* start RECORDS FOR THIS TASK *

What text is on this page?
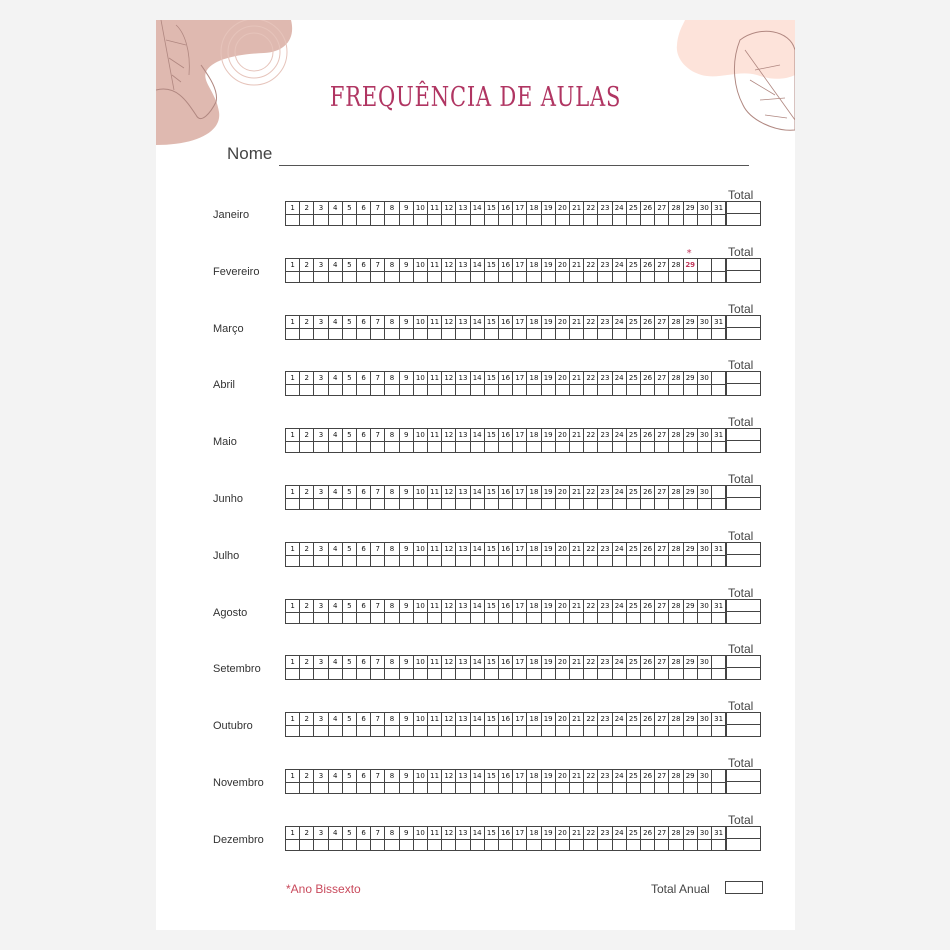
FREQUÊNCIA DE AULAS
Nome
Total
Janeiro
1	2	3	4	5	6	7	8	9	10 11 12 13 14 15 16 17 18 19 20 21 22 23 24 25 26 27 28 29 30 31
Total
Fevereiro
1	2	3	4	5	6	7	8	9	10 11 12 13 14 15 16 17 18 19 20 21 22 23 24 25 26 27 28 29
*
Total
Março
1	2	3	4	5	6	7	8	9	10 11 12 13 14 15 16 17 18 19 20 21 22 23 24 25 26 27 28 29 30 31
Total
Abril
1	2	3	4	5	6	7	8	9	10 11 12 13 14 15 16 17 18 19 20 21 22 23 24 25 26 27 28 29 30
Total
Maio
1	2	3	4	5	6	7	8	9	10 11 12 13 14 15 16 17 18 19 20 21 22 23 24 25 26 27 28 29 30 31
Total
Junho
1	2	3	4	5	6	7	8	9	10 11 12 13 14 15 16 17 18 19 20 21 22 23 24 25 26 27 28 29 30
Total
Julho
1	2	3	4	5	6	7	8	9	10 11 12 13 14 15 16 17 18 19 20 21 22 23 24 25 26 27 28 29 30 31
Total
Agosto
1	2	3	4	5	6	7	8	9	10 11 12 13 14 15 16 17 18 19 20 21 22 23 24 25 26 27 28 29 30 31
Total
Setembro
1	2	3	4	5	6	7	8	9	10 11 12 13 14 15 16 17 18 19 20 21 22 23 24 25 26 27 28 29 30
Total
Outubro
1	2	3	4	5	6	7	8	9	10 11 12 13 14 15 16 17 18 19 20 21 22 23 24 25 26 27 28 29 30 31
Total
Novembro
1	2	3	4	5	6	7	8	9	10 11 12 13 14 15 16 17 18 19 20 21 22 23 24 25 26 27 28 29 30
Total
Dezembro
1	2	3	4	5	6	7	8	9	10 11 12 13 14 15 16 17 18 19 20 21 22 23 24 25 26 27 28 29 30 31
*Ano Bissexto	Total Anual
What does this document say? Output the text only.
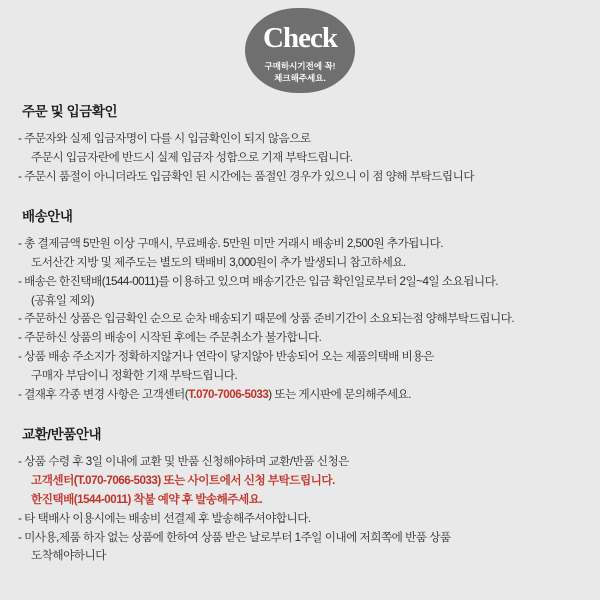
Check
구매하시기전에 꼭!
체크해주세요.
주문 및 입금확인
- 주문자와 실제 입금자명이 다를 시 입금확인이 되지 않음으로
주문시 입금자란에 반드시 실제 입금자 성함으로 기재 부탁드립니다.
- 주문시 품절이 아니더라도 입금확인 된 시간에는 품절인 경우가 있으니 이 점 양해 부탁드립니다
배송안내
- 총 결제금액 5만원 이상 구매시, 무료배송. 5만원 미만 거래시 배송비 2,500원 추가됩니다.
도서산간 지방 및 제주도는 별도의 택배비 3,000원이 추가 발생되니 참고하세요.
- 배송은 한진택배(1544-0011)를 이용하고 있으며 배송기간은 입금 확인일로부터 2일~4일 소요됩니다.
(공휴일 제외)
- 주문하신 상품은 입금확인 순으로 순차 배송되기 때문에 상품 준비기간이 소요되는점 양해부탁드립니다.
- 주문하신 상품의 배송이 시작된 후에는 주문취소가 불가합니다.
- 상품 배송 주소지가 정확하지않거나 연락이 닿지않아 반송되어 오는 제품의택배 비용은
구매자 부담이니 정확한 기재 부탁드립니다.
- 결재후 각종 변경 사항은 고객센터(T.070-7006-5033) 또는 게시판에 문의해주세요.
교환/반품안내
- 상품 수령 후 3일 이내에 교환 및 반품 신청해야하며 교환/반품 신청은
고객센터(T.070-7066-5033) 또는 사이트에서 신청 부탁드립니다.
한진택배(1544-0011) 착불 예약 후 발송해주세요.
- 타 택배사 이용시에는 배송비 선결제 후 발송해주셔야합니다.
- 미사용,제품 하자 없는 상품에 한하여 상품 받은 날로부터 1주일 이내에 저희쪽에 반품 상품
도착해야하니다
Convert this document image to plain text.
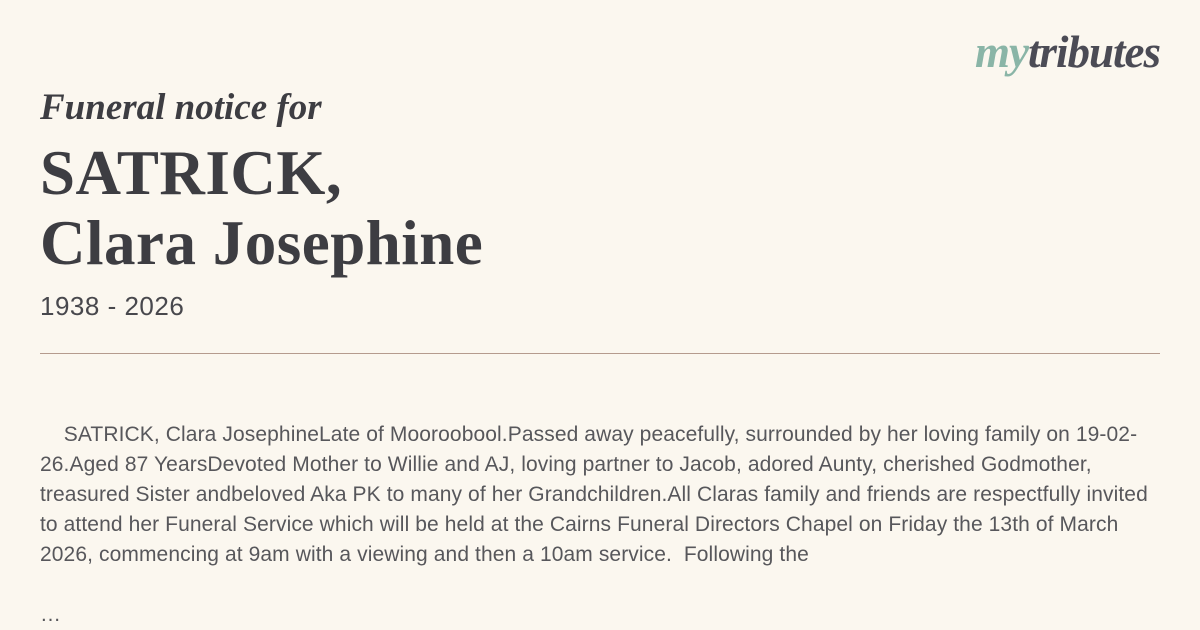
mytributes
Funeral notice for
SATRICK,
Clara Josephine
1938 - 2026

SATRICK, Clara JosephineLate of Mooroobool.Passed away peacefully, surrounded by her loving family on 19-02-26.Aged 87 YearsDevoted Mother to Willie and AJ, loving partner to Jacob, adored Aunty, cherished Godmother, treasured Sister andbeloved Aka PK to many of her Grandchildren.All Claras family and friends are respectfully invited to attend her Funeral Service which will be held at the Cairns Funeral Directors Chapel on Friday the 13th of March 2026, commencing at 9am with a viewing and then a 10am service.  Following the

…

* end RECORDS FOR THIS TASK *

All lines above with "고객센터" in them should be returned.

- 결재후 각종 변경 사항은 고객센터(T.070-7006-5033) 또는 게시판에 문의해주세요.
고객센터(T.070-7066-5033) 또는 사이트에서 신청 부탁드립니다.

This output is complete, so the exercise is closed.